Start of Dataset

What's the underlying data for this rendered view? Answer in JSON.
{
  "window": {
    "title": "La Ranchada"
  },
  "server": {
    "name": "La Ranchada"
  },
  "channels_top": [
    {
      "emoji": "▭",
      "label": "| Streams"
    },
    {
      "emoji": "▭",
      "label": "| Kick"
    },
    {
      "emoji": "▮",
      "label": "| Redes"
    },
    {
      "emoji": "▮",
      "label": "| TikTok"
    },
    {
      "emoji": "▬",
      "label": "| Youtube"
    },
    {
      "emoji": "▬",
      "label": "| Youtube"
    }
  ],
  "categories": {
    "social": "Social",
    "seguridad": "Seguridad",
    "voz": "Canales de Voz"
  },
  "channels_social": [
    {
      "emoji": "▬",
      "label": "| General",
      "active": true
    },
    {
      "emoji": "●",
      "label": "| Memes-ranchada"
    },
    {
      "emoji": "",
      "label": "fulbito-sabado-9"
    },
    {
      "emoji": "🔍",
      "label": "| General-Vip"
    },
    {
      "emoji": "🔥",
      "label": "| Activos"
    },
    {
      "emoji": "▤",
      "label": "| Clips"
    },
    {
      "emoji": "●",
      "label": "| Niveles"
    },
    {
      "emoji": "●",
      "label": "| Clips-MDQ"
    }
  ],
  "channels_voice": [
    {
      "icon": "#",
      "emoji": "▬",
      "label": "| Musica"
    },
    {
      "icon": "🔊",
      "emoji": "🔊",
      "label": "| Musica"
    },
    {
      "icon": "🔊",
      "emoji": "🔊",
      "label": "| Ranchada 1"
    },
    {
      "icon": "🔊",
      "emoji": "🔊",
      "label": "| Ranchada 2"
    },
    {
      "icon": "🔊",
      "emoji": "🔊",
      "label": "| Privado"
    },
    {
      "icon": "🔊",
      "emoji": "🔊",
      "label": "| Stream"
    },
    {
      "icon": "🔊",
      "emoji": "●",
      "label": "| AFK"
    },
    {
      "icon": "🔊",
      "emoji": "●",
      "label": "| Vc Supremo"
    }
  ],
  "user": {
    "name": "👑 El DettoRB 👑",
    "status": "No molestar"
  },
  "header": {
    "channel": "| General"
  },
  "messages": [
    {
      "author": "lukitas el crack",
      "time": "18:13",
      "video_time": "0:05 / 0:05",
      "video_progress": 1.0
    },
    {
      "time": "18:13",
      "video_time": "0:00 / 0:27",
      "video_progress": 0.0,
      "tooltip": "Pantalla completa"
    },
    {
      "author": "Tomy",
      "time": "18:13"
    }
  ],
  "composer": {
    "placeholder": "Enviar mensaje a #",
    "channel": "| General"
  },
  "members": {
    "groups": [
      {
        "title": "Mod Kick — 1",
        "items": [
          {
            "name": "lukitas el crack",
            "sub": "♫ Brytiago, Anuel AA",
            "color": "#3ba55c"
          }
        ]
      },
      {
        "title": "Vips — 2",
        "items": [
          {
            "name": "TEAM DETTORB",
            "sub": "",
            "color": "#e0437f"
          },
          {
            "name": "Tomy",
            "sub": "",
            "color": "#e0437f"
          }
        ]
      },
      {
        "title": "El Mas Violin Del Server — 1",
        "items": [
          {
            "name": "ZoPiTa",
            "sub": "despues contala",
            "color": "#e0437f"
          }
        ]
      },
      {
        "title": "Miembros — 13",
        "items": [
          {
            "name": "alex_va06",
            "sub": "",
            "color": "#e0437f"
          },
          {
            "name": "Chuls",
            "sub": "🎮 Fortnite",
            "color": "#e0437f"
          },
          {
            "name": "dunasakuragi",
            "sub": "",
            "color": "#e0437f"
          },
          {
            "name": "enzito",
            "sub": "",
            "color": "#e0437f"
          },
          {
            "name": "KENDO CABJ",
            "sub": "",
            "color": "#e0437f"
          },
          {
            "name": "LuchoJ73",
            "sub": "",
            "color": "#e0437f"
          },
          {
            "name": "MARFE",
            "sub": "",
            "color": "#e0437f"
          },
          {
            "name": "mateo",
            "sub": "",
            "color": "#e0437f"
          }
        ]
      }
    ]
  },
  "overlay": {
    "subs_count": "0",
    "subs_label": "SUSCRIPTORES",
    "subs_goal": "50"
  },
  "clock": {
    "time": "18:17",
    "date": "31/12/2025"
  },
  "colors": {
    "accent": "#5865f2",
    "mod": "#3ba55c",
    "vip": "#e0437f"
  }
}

End of Dataset

• _Aim_:
Take every line that includes the string "crack" and copy it.

• _Output below_:
      "author": "lukitas el crack",
            "name": "lukitas el crack",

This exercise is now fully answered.